--- Begin ---

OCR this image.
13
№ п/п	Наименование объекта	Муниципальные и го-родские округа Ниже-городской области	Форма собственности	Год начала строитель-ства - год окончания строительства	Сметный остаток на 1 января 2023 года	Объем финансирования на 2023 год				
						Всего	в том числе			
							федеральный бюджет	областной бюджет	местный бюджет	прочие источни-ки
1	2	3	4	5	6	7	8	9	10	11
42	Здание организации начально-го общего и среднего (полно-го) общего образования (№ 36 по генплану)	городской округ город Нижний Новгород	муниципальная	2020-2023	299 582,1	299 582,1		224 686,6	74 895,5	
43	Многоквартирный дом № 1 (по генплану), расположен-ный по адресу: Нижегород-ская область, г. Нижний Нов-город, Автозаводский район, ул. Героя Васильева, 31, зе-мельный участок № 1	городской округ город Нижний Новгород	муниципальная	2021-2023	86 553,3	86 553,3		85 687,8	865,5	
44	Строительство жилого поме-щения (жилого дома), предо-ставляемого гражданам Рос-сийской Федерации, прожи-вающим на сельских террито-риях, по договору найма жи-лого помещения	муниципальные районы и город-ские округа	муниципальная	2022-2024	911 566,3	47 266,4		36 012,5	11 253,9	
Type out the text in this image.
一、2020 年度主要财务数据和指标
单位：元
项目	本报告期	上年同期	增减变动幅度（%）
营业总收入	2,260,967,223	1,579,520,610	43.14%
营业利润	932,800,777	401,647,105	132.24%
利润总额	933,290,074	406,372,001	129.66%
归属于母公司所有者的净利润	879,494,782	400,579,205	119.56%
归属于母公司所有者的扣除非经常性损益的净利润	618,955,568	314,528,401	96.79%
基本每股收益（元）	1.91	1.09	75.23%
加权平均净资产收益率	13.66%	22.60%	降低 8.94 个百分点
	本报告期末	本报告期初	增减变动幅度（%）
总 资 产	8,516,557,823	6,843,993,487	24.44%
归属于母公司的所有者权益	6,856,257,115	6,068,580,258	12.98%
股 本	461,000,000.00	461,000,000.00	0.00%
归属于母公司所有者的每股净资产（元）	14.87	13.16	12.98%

--- End ---

From the first line to the last, please quote the material above exactly.

OCR this image.
13
№ п/п	Наименование объекта	Муниципальные и го-родские округа Ниже-городской области	Форма собственности	Год начала строитель-ства - год окончания строительства	Сметный остаток на 1 января 2023 года	Объем финансирования на 2023 год				
						Всего	в том числе			
							федеральный бюджет	областной бюджет	местный бюджет	прочие источни-ки
1	2	3	4	5	6	7	8	9	10	11
42	Здание организации начально-го общего и среднего (полно-го) общего образования (№ 36 по генплану)	городской округ город Нижний Новгород	муниципальная	2020-2023	299 582,1	299 582,1		224 686,6	74 895,5	
43	Многоквартирный дом № 1 (по генплану), расположен-ный по адресу: Нижегород-ская область, г. Нижний Нов-город, Автозаводский район, ул. Героя Васильева, 31, зе-мельный участок № 1	городской округ город Нижний Новгород	муниципальная	2021-2023	86 553,3	86 553,3		85 687,8	865,5	
44	Строительство жилого поме-щения (жилого дома), предо-ставляемого гражданам Рос-сийской Федерации, прожи-вающим на сельских террито-риях, по договору найма жи-лого помещения	муниципальные районы и город-ские округа	муниципальная	2022-2024	911 566,3	47 266,4		36 012,5	11 253,9	
Type out the text in this image.
一、2020 年度主要财务数据和指标
单位：元
项目	本报告期	上年同期	增减变动幅度（%）
营业总收入	2,260,967,223	1,579,520,610	43.14%
营业利润	932,800,777	401,647,105	132.24%
利润总额	933,290,074	406,372,001	129.66%
归属于母公司所有者的净利润	879,494,782	400,579,205	119.56%
归属于母公司所有者的扣除非经常性损益的净利润	618,955,568	314,528,401	96.79%
基本每股收益（元）	1.91	1.09	75.23%
加权平均净资产收益率	13.66%	22.60%	降低 8.94 个百分点
	本报告期末	本报告期初	增减变动幅度（%）
总 资 产	8,516,557,823	6,843,993,487	24.44%
归属于母公司的所有者权益	6,856,257,115	6,068,580,258	12.98%
股 本	461,000,000.00	461,000,000.00	0.00%
归属于母公司所有者的每股净资产（元）	14.87	13.16	12.98%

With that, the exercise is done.